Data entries
'''

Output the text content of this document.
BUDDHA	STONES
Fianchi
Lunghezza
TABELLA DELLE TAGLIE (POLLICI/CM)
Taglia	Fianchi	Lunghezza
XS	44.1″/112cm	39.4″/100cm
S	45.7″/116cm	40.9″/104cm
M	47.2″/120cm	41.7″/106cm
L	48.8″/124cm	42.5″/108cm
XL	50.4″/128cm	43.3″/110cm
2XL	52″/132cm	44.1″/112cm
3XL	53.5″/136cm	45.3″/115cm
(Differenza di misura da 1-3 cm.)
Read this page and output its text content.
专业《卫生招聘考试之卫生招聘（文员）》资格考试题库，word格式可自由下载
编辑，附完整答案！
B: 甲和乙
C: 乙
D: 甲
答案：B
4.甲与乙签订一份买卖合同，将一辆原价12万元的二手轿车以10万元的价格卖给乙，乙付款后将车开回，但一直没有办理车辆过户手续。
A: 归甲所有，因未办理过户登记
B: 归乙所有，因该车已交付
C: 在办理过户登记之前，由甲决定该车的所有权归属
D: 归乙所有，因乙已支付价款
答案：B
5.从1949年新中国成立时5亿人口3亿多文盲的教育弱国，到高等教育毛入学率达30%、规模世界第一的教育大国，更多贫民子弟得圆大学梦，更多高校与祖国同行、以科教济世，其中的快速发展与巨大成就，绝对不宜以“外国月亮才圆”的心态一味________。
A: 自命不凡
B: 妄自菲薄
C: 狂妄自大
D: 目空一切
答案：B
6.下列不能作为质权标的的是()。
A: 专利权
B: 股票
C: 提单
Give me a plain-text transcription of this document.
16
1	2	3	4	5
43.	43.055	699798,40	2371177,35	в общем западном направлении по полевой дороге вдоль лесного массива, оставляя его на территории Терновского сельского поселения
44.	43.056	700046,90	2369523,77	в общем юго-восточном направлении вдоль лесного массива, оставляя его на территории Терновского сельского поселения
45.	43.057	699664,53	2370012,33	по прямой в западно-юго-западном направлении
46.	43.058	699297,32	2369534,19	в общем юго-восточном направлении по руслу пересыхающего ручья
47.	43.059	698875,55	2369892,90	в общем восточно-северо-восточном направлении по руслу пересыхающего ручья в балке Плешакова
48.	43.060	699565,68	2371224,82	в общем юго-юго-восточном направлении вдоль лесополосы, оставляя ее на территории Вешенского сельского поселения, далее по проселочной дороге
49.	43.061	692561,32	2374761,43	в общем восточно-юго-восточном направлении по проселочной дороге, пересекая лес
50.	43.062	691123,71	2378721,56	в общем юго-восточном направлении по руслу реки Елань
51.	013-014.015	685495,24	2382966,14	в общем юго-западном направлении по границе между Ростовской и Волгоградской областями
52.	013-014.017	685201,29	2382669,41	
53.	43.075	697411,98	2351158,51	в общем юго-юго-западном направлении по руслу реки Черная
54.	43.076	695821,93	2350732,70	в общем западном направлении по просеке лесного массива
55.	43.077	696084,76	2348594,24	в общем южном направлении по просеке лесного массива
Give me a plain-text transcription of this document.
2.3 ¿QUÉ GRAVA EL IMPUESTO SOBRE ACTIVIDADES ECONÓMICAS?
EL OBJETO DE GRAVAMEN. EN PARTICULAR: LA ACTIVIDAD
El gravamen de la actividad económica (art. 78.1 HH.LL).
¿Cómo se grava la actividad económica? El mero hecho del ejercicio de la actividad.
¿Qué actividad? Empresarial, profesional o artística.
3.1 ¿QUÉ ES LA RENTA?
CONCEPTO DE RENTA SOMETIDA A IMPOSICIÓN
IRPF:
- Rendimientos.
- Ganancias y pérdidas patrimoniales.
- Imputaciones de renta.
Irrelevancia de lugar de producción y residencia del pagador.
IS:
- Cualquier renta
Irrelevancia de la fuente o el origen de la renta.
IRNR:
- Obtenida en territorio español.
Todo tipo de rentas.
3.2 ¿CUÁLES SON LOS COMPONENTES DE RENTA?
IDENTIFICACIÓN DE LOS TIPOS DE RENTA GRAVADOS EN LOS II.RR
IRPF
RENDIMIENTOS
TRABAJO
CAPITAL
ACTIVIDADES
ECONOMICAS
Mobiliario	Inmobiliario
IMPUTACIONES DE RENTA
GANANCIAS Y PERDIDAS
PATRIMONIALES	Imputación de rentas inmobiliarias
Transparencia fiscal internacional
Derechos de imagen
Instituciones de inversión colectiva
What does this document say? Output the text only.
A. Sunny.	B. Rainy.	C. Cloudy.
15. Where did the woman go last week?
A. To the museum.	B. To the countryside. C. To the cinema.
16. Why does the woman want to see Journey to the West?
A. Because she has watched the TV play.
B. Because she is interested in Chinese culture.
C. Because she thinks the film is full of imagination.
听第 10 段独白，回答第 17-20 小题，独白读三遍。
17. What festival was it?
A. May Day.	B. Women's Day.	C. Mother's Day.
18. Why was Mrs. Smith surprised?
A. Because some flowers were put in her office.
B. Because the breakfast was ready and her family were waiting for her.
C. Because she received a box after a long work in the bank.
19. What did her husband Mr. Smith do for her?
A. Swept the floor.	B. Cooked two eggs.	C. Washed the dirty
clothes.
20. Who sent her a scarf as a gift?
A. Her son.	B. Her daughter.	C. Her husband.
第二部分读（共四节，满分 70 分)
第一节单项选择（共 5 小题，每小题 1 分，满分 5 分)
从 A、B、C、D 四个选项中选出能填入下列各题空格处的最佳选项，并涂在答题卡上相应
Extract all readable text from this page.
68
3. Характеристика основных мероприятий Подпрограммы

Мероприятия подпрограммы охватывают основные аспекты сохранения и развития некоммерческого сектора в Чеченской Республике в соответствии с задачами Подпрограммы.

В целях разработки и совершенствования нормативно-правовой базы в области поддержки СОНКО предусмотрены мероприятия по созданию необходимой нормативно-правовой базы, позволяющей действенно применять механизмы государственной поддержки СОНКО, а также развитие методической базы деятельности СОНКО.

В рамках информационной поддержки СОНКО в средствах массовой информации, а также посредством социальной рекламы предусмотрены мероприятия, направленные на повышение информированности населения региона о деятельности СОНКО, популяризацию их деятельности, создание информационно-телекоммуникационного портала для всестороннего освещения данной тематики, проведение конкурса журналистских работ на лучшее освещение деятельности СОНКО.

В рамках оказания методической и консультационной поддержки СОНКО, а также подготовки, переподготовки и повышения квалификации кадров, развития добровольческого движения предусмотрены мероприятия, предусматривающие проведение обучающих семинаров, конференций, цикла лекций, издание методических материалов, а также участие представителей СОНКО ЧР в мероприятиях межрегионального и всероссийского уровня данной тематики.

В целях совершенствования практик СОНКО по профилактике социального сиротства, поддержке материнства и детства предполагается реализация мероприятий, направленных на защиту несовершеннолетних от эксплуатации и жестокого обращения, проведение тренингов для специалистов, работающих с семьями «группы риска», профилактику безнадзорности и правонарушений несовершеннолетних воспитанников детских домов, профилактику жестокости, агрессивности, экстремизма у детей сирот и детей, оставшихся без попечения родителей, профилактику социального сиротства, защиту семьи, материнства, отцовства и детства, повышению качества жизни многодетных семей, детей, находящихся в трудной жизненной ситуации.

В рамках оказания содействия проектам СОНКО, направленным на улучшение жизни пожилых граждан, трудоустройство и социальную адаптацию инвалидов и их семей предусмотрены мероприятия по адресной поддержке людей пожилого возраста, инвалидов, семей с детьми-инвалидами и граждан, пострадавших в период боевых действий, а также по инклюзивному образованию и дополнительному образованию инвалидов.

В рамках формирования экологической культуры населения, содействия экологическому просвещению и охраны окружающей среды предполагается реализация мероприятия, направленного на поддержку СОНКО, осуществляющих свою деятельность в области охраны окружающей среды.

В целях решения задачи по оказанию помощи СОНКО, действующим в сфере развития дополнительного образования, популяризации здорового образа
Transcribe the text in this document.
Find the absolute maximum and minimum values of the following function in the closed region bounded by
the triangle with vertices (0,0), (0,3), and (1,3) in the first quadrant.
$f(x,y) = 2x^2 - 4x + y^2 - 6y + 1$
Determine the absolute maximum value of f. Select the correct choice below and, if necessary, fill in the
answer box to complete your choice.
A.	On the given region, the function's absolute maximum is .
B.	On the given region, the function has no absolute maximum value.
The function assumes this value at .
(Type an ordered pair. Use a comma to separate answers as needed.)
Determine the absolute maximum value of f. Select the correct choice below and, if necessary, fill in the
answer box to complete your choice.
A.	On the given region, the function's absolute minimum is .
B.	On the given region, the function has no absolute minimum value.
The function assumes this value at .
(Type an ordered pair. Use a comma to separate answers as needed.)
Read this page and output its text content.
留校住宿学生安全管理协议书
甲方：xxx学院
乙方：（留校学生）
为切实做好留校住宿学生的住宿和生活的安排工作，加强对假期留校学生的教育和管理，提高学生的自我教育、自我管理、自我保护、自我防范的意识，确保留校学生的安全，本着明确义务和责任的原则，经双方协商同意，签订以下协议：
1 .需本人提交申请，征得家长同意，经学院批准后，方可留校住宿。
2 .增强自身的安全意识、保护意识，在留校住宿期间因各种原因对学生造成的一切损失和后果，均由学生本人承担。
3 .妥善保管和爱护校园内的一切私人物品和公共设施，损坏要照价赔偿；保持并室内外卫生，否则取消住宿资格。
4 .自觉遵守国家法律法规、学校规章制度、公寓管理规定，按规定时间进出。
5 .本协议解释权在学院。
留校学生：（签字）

'''

Set problem:
Where a line of the data holds "function", show that line.

Worked answer:
Find the absolute maximum and minimum values of the following function in the closed region bounded by
A.	On the given region, the function's absolute maximum is .
B.	On the given region, the function has no absolute maximum value.
The function assumes this value at .
A.	On the given region, the function's absolute minimum is .
B.	On the given region, the function has no absolute minimum value.
The function assumes this value at .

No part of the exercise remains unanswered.